#### [Task details]
Reproduce the records below in full and word for word, excluding pictures.

>> BEGIN

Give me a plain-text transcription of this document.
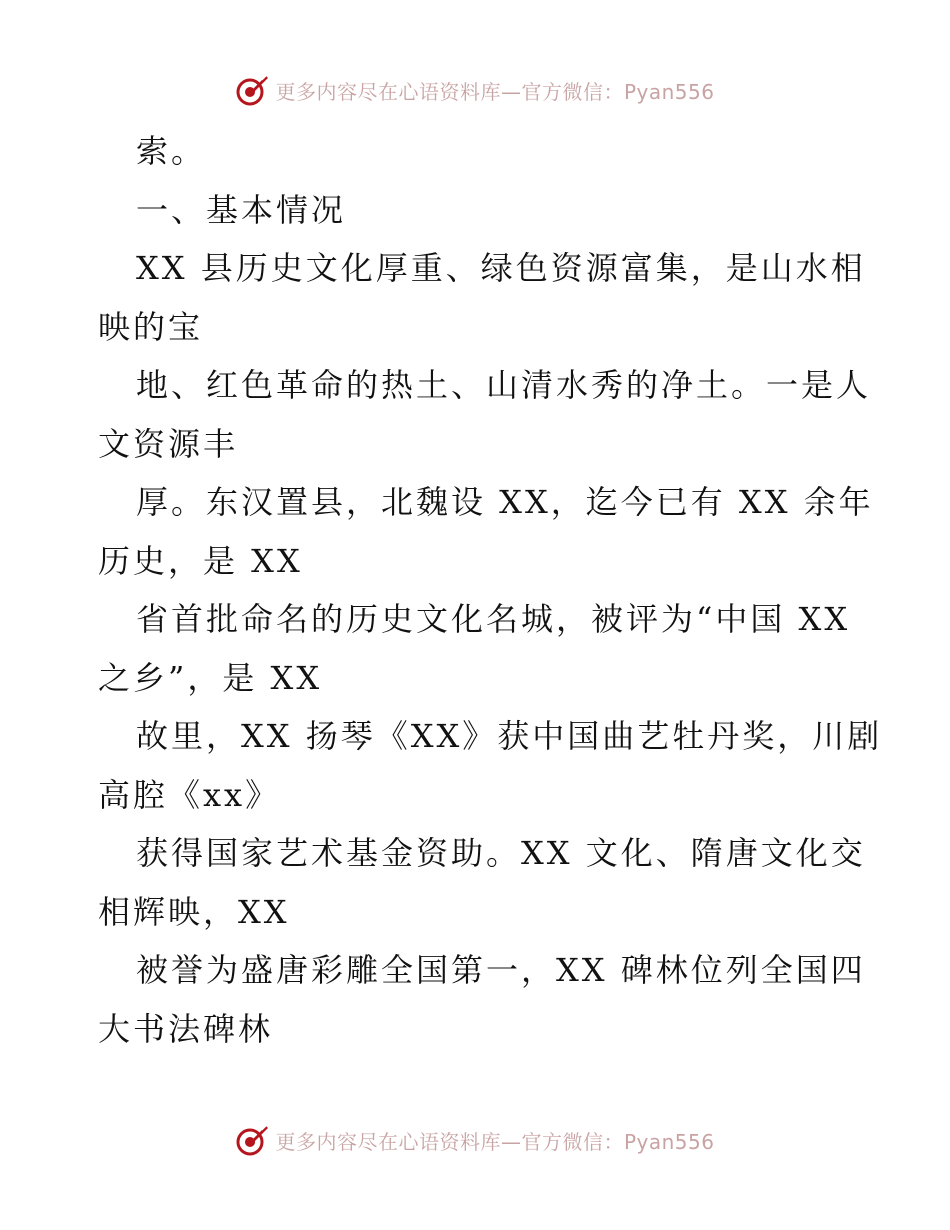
更多内容尽在心语资料库—官方微信：Pyan556

索。

一、基本情况

XX 县历史文化厚重、绿色资源富集，是山水相
映的宝

地、红色革命的热土、山清水秀的净土。一是人
文资源丰

厚。东汉置县，北魏设 XX，迄今已有 XX 余年
历史，是 XX

省首批命名的历史文化名城，被评为“中国 XX
之乡”，是 XX

故里，XX 扬琴《XX》获中国曲艺牡丹奖，川剧
高腔《xx》

获得国家艺术基金资助。XX 文化、隋唐文化交
相辉映，XX

被誉为盛唐彩雕全国第一，XX 碑林位列全国四
大书法碑林

更多内容尽在心语资料库—官方微信：Pyan556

>> END

#### [Answer for the task]
Give me a plain-text transcription of this document.
更多内容尽在心语资料库—官方微信：Pyan556

索。

一、基本情况

XX 县历史文化厚重、绿色资源富集，是山水相
映的宝

地、红色革命的热土、山清水秀的净土。一是人
文资源丰

厚。东汉置县，北魏设 XX，迄今已有 XX 余年
历史，是 XX

省首批命名的历史文化名城，被评为“中国 XX
之乡”，是 XX

故里，XX 扬琴《XX》获中国曲艺牡丹奖，川剧
高腔《xx》

获得国家艺术基金资助。XX 文化、隋唐文化交
相辉映，XX

被誉为盛唐彩雕全国第一，XX 碑林位列全国四
大书法碑林

更多内容尽在心语资料库—官方微信：Pyan556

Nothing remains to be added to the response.